### WORK TO BE COMPLETED
Will you give every entry again exactly as it stands?

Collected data
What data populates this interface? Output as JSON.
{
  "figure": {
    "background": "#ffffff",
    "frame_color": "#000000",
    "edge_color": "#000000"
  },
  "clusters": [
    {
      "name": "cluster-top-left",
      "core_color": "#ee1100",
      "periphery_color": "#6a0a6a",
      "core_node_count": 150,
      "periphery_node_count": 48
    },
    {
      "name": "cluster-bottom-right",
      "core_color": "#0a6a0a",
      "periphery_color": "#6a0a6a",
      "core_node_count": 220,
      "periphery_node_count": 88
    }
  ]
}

### TASK RESPONSE
What data populates this interface? Output as JSON.
{
  "figure": {
    "background": "#ffffff",
    "frame_color": "#000000",
    "edge_color": "#000000"
  },
  "clusters": [
    {
      "name": "cluster-top-left",
      "core_color": "#ee1100",
      "periphery_color": "#6a0a6a",
      "core_node_count": 150,
      "periphery_node_count": 48
    },
    {
      "name": "cluster-bottom-right",
      "core_color": "#0a6a0a",
      "periphery_color": "#6a0a6a",
      "core_node_count": 220,
      "periphery_node_count": 88
    }
  ]
}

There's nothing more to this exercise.